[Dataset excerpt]

========================================================================

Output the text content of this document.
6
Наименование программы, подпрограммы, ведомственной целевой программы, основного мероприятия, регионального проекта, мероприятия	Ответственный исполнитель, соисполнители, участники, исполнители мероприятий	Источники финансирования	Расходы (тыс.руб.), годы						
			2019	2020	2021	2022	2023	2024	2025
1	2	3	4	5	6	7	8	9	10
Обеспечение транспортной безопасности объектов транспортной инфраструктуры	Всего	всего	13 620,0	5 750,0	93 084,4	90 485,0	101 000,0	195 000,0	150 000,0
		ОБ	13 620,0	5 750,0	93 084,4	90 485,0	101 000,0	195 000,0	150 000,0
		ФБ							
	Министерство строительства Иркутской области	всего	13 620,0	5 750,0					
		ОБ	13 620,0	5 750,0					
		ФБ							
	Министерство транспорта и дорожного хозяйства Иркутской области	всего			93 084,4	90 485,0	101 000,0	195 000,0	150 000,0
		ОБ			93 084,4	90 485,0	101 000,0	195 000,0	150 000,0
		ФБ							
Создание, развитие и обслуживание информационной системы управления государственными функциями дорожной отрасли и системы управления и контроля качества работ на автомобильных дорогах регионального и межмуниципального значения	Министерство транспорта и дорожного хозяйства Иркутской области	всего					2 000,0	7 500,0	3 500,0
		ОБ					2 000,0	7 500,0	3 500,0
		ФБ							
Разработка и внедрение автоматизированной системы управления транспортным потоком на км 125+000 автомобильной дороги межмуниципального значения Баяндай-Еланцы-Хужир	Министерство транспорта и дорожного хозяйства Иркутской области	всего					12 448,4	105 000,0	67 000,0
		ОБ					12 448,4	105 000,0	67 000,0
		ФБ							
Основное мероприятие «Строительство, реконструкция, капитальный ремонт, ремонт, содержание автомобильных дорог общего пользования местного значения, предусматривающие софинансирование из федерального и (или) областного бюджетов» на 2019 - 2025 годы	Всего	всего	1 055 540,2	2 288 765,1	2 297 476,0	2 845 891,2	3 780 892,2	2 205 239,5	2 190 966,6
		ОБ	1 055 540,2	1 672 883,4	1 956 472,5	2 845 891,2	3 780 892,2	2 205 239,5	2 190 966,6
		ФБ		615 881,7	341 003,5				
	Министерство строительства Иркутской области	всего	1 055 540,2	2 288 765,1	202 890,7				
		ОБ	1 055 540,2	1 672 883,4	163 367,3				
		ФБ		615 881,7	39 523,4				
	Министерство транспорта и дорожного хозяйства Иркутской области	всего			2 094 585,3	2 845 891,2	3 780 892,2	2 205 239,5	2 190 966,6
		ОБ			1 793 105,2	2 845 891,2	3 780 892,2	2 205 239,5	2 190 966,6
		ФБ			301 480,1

========================================================================

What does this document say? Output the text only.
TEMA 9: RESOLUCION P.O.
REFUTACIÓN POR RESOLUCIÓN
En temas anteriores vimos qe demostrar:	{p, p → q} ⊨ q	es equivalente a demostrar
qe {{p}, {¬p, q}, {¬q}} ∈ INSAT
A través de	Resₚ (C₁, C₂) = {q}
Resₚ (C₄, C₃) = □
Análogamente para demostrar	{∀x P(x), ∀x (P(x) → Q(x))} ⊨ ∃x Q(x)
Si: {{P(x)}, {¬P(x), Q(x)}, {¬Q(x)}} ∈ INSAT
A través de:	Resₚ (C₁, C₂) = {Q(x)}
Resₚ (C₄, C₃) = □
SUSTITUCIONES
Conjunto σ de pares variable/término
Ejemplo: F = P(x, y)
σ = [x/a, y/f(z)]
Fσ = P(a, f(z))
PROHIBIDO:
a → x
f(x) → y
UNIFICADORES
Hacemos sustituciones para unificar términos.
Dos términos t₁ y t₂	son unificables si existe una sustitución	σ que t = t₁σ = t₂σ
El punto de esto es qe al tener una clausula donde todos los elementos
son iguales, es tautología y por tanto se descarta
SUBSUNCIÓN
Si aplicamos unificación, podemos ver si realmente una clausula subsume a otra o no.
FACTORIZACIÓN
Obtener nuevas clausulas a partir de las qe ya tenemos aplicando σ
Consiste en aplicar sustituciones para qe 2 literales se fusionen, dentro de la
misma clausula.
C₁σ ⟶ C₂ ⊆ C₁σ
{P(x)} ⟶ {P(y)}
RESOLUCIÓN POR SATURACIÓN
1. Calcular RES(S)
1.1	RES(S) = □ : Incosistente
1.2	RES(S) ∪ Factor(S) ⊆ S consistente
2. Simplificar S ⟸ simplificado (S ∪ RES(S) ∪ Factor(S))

========================================================================

▶ [Task objective]
Report how many lines in the listing above include the word "Output". Give nothing but the number.

▶ [Correct answer]
2